*Text*.
───
Apart from “EXTSRV” and “flat-file”, all other routing mechanisms use SAP proprietary methods to determine the back-end system load.
As you can see in the SAP Help page link referenced above, the SAP Web Dispatcher knows about the back-end because in the SAP Web Dispatcher configuration, we tell it what it is going to be routing to.

As an example, ABAP back-end systems are added to the Web Dispatcher profile file with the ABAP Message Server described in the configuration.
The Web Dispatcher connects to the target system’s Message Server and says “hello”.
Once connected, the SAP Web Dispatcher retrieves the list of URLs that are provided by the ABAP back-end system, the servers that are served by the Message Server and the relative load of those servers.
All of this information is used during the routing determination.

Protocols

The Web Dispatcher can handle HTTP 1.0, 1.1 and 2.0 (HTTP/2) protocols delivered over TLS (SSL).

Since Kernel 7.49, HTTP/2 has been supported in the Web Dispatcher and also in the ABAP Netweaver stack. This is significant for the latest HTTP based SAP UX known as SAP Fiori. The use of HTTP/2 allows request multiplexing over a single continuous TCP connection, reducing latency and increasing throughput.

NOTE: There are some great SAP blogs out on there on how and why to enable HTTP/2 for Fiori!

For many years now, the SAP Web Dispatcher has supported the Web Socket protocol.
The Web Socket protocol allows developers to utilise push-notifications and provide a more real-time interactive experience for HTML 5.0 content.
Bringing a closer level of integration with the consuming Web Browser.

Security

Some of the more complex uses of the SAP Web Dispatcher involve specific security scenarios.

One such scenario that comes to mind, is Principal Propagation, which can use the Web Dispatcher to front a set of common back-end systems.
The whole premise of Principal Propagation, is that the iDP (identity provider) is “impersonating” the authenticated user, by issuing a generated certificate of authenticity to the target system, on behalf of the user.
With a reverse proxy between the Web Browser and the target HTTP service, things can become complex because the generated X.509 client certificate can become consumed by the proxy server, instead of being forwarded to the target HTTP server.
To prevent the certificate from being interpreted in the wrong way, the SAP Web Dispatcher can be configured to shift the client certificate out to a predefined HTTP header., allowing a kind of X.509 client certificate forwarding.
(More information can be found here: Principal Propagation with SAP Cloud Platform).

Update Aug-2020: As pointed out by a reader, the SAP Web Dispatcher is also capable of reverse invocation. This is an added security feature which allows the target SAP system to open the connection to the SAP Web Dispatcher (instead of the other way around). The SAP Web Dispatcher then uses this open connection channel to send load balanced requests back to the target SAP system. The Reverse Invoke feature is obviously meant for scenarios where the Web Dispatcher exists in a separate network segment (DMZ) to the target SAP system, meaning you only need to open the firewall in the outbound (from the target SAP system) direction.
───
*Record excerpts*.
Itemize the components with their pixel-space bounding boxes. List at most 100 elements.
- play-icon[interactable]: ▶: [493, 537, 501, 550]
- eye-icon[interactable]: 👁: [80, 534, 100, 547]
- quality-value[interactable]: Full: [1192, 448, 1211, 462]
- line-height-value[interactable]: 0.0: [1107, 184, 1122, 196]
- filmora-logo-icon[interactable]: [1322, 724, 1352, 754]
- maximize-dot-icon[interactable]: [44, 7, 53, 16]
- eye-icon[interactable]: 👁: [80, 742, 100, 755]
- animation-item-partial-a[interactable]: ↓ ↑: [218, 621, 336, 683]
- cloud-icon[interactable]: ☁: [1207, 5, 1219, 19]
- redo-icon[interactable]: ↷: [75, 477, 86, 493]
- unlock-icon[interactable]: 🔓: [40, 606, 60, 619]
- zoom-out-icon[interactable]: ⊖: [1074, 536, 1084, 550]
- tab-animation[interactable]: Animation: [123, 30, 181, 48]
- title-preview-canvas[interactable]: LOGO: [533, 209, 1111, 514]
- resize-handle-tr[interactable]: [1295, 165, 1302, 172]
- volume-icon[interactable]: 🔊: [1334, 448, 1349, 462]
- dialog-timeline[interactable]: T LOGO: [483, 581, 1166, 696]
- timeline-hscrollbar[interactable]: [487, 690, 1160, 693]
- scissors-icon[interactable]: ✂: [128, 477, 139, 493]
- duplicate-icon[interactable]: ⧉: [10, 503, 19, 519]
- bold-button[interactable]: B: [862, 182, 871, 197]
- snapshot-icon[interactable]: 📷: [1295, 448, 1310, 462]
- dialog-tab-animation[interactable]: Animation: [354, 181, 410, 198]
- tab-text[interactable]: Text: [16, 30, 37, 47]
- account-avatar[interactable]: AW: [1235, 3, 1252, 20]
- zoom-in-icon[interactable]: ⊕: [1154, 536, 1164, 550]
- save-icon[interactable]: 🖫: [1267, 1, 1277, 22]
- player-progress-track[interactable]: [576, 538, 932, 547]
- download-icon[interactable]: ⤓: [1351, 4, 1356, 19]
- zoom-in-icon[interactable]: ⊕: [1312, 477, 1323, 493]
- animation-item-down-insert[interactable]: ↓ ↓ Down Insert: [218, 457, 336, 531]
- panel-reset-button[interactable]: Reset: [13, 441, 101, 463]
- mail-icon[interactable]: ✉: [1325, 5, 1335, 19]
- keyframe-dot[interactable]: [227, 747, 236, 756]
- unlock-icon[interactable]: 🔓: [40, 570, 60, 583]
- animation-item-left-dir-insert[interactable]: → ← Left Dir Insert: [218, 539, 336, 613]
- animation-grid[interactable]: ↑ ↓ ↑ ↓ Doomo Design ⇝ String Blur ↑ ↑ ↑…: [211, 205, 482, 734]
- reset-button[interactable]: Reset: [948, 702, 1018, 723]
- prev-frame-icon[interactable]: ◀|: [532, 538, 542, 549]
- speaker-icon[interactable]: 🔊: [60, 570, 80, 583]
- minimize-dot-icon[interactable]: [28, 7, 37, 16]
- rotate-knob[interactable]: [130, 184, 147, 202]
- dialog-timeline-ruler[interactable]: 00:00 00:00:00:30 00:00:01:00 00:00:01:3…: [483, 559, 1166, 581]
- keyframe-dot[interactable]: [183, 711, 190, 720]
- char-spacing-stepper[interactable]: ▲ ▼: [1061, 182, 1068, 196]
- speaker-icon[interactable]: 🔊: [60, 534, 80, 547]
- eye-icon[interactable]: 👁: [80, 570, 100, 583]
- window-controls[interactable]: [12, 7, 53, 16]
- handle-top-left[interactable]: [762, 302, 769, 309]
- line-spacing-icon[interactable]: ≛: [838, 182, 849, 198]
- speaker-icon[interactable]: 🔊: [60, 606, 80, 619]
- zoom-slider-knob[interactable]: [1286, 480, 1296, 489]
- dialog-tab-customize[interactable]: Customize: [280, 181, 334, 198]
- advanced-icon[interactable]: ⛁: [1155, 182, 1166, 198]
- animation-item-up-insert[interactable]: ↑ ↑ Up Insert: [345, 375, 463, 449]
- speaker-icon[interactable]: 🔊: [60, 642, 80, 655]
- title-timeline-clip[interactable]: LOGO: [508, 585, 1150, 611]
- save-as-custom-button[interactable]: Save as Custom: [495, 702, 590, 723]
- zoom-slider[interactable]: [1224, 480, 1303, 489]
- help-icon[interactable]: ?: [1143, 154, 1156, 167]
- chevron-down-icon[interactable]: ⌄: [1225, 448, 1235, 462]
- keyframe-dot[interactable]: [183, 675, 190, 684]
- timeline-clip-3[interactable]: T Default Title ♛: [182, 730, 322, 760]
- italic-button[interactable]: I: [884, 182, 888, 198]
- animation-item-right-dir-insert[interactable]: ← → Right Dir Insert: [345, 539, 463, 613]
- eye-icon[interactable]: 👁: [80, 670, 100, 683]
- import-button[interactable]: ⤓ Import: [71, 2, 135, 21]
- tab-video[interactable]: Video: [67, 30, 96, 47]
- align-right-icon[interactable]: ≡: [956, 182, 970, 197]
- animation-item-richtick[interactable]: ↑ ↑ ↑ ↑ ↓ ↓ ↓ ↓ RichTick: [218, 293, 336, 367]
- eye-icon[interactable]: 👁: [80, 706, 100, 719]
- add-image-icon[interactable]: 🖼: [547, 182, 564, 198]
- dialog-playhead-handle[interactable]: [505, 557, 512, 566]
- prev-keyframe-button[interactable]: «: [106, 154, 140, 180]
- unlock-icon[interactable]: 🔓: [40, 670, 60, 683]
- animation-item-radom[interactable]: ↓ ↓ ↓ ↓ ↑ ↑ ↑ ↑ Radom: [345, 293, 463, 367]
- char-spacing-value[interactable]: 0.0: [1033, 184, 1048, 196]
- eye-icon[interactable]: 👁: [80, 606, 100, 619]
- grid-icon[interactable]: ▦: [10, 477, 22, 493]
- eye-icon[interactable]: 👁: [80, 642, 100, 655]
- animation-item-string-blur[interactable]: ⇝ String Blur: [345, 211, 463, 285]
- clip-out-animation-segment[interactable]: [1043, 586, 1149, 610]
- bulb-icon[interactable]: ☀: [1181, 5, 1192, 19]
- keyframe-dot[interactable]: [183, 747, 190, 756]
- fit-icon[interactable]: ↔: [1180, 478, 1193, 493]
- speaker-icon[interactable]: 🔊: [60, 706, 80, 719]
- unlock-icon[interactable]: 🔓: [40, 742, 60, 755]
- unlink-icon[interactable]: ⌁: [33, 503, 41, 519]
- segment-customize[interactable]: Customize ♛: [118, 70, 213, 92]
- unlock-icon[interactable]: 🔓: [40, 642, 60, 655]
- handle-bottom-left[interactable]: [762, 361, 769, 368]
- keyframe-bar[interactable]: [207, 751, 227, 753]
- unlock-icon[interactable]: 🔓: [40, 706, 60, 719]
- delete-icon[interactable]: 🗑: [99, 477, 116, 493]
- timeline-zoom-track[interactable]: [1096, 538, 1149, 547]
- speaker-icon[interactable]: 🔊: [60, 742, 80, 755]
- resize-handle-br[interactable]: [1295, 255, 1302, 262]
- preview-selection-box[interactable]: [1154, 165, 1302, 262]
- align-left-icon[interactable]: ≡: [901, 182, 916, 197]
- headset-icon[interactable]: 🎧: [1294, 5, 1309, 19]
───
*What this exercise asks*.
(A) Answer these from the text on the SAP Web Dispatcher:
(i) Since which Kernel version has HTTP/2 been supported in the Web Dispatcher?
(ii) For ABAP back-end systems, what does the Web Dispatcher connect to on the target system?
(iii) With reverse invocation, which side opens the connection?
(B) Reproduce the records from their start through the line containing "- line-height-value[interactable]: 0.0: [1107, 184, 1122, 196]", including both ends.

*Solutions to each task*.
(A)
(i) Kernel 7.49
(ii) The target system's Message Server
(iii) The target SAP system

(B)
Itemize the components with their pixel-space bounding boxes. List at most 100 elements.
- play-icon[interactable]: ▶: [493, 537, 501, 550]
- eye-icon[interactable]: 👁: [80, 534, 100, 547]
- quality-value[interactable]: Full: [1192, 448, 1211, 462]
- line-height-value[interactable]: 0.0: [1107, 184, 1122, 196]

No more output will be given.